Data entries for graphics
/---
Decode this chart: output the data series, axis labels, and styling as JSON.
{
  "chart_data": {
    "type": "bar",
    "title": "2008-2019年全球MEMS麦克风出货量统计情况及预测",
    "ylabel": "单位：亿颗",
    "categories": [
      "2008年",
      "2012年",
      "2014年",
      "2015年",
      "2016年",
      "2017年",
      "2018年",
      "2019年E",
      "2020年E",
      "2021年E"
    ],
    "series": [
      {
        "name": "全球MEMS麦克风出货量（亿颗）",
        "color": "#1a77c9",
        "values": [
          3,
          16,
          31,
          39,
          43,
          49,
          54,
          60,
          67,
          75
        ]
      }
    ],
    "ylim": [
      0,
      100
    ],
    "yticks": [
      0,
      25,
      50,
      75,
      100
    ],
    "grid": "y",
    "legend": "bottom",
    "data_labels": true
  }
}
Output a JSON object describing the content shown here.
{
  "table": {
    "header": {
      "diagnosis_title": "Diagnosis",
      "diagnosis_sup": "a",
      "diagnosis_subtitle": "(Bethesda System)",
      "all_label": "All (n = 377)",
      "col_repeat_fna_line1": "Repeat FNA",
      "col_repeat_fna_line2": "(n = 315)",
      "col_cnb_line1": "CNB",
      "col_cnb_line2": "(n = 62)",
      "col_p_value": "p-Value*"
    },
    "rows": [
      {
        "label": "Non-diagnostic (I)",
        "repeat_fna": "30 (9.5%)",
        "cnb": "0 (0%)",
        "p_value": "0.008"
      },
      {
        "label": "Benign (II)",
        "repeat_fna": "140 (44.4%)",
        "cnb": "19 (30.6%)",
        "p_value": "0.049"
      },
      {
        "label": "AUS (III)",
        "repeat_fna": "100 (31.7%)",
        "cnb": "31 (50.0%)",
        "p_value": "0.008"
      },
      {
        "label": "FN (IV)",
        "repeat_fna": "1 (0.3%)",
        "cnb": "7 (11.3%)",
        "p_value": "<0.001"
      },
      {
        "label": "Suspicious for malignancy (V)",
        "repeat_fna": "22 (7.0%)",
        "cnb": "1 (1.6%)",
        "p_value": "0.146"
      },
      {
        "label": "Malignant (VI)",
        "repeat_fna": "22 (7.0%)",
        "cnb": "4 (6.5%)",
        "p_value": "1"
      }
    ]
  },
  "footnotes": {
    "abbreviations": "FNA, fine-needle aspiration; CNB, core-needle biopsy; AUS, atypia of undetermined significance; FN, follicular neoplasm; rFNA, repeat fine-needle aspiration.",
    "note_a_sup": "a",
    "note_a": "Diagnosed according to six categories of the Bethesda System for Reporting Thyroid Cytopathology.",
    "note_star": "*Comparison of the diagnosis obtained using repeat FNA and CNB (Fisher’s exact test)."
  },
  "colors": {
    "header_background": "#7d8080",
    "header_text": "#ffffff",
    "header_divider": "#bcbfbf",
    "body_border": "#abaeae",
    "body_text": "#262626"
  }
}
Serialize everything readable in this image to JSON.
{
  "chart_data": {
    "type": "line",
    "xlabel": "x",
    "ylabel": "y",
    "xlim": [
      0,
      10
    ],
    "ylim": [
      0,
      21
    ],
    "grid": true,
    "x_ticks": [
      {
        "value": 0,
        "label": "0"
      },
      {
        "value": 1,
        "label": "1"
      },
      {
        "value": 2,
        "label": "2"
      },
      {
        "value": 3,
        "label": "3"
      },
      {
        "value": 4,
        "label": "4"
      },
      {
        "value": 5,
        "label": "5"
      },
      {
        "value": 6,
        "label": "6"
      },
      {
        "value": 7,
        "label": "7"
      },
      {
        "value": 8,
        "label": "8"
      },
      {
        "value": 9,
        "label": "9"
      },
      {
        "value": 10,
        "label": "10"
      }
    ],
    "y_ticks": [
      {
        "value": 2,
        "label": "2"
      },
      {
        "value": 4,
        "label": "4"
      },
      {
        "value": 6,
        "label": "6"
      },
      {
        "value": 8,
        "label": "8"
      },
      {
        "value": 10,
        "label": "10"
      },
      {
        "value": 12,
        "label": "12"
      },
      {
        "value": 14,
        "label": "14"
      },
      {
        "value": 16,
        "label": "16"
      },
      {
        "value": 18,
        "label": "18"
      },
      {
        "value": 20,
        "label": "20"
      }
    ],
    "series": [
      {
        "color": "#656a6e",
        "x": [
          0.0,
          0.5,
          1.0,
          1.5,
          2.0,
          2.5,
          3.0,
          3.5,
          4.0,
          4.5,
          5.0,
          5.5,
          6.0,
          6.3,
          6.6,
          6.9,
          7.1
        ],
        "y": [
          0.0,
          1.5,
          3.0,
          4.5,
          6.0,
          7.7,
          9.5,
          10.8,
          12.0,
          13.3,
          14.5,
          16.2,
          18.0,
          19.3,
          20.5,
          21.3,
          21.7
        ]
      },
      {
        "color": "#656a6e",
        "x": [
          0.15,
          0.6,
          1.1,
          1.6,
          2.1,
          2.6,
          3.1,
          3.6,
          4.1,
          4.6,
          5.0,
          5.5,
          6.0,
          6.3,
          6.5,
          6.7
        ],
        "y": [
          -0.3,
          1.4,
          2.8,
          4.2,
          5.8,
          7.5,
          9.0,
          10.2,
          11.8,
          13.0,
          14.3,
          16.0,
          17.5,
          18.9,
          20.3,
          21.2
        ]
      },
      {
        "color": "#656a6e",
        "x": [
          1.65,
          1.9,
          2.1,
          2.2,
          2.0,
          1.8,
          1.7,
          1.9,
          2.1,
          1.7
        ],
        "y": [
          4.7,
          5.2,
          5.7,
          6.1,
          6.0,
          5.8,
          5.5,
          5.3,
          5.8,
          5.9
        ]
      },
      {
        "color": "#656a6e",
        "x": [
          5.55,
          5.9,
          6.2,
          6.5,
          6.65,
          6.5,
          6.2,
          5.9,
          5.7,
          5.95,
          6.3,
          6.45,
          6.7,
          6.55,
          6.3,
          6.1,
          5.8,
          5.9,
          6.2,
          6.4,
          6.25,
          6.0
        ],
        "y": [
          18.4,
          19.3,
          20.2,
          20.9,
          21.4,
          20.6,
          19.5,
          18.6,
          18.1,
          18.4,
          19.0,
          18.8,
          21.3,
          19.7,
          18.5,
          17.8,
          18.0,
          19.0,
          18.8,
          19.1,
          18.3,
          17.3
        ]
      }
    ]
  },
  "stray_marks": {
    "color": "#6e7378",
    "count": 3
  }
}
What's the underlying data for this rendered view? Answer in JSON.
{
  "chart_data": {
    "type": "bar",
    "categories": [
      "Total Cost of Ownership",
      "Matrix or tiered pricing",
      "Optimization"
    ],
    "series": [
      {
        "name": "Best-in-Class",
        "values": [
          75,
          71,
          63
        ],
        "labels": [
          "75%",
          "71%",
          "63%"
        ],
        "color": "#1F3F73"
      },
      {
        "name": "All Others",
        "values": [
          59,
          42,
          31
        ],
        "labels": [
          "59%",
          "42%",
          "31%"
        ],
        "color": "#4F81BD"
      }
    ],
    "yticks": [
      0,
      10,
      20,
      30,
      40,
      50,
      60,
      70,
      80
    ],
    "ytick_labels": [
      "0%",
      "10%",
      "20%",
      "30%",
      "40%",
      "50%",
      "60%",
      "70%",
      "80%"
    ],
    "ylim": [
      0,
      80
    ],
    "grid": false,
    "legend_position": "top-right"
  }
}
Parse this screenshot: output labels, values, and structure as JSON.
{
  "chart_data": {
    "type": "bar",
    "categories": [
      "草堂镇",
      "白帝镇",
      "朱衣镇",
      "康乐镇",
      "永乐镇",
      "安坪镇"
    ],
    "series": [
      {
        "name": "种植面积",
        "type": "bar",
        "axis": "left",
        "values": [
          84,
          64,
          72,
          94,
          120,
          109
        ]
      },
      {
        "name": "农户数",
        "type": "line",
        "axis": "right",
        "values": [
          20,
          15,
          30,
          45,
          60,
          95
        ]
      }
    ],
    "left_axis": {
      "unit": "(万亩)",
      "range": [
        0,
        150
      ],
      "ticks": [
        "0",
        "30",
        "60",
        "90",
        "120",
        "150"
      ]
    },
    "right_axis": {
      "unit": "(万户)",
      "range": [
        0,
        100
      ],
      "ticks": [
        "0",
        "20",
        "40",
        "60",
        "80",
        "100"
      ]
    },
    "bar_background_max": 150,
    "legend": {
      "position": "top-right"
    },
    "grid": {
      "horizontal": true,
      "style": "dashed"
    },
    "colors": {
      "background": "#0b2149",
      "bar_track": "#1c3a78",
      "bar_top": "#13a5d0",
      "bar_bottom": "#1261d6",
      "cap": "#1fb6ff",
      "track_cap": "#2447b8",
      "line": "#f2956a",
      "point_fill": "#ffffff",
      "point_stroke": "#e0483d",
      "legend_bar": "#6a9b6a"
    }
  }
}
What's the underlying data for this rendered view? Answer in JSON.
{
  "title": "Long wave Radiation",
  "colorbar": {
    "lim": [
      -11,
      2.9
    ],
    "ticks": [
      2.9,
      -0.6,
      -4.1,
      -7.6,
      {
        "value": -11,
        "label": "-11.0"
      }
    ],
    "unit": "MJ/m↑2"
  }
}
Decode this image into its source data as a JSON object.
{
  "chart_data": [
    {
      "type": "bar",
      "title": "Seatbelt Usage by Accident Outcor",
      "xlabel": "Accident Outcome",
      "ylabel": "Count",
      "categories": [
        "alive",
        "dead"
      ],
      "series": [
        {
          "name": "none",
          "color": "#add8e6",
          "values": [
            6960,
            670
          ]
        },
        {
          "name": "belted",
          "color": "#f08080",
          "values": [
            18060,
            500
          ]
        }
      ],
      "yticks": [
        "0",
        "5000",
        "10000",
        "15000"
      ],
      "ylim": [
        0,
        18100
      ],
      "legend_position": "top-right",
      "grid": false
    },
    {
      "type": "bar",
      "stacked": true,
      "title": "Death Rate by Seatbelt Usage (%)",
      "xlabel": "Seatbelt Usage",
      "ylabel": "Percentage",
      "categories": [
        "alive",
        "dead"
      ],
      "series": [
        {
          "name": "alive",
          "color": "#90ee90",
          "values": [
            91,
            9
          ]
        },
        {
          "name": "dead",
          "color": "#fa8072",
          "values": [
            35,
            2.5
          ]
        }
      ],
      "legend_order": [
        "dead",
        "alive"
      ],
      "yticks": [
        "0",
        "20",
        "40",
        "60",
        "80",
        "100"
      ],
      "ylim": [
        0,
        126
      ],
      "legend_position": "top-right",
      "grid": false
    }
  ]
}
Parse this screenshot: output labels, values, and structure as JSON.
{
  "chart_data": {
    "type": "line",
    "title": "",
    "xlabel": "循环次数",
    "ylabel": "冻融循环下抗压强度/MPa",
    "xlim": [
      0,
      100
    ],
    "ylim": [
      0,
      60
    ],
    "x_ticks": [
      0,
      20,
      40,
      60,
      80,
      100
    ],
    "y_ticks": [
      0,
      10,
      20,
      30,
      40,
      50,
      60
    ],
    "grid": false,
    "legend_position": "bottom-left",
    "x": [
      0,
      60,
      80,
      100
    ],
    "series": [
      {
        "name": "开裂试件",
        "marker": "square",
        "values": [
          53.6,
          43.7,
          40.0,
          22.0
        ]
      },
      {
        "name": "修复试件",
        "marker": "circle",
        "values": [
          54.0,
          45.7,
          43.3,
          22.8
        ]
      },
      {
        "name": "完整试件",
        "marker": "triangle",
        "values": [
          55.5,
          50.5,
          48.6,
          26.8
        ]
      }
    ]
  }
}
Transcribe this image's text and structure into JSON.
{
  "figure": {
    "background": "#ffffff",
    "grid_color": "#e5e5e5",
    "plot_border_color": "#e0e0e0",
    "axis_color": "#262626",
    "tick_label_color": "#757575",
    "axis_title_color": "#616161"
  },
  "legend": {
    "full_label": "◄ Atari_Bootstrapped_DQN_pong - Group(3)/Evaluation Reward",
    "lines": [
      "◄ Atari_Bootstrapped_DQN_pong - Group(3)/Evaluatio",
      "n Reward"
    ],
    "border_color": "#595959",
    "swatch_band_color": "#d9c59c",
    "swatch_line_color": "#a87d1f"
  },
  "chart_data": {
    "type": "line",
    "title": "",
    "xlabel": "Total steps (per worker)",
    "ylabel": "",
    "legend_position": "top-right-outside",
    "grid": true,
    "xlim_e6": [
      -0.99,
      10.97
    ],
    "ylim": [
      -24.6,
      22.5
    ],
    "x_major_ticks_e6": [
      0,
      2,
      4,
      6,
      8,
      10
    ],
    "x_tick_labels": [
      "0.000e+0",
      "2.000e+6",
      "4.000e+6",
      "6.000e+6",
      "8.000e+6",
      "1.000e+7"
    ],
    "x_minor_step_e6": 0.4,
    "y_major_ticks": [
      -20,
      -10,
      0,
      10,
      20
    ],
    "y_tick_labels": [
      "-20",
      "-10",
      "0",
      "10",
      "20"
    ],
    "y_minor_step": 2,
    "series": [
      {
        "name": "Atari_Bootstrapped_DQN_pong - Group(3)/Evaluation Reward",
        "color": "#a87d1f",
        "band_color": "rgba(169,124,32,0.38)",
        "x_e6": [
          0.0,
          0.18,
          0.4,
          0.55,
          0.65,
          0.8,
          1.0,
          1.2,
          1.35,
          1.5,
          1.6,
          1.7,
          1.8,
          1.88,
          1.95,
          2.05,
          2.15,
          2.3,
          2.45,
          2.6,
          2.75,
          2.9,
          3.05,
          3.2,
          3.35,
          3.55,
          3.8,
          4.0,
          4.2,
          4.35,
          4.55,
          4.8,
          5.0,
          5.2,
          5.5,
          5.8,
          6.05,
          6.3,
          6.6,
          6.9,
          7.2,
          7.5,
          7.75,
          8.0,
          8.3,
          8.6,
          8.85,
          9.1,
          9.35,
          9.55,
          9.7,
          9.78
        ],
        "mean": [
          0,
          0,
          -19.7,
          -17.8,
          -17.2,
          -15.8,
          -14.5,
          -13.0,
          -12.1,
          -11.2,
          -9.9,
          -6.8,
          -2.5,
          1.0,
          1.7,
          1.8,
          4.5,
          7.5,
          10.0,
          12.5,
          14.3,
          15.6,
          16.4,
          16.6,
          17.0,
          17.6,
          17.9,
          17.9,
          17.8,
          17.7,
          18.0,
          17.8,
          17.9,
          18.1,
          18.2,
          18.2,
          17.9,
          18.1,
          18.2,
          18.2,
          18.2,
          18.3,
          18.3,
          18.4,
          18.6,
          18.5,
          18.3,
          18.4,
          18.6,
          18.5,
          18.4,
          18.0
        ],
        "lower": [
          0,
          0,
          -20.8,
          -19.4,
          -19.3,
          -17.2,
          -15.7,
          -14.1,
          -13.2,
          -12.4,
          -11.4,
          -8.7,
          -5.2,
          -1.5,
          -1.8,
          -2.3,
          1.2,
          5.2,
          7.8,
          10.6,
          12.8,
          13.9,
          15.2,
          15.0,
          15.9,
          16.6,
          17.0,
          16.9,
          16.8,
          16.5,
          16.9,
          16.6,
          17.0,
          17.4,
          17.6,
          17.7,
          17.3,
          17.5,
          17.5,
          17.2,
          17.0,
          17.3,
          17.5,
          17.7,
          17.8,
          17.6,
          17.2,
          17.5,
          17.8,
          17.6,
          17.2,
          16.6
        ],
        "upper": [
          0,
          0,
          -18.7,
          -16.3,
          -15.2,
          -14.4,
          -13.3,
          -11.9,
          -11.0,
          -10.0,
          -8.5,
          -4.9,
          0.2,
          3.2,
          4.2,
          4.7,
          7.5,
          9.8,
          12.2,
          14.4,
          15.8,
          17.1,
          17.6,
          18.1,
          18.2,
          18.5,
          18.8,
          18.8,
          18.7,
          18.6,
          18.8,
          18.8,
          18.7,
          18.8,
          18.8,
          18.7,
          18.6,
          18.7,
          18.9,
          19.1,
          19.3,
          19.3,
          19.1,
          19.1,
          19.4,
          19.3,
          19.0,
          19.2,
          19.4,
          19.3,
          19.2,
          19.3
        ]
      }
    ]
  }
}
\---
▶ [Problem to work on]:
Say how many lines in the records above hold "marker", and give no other text.

▶ [Answer]:
3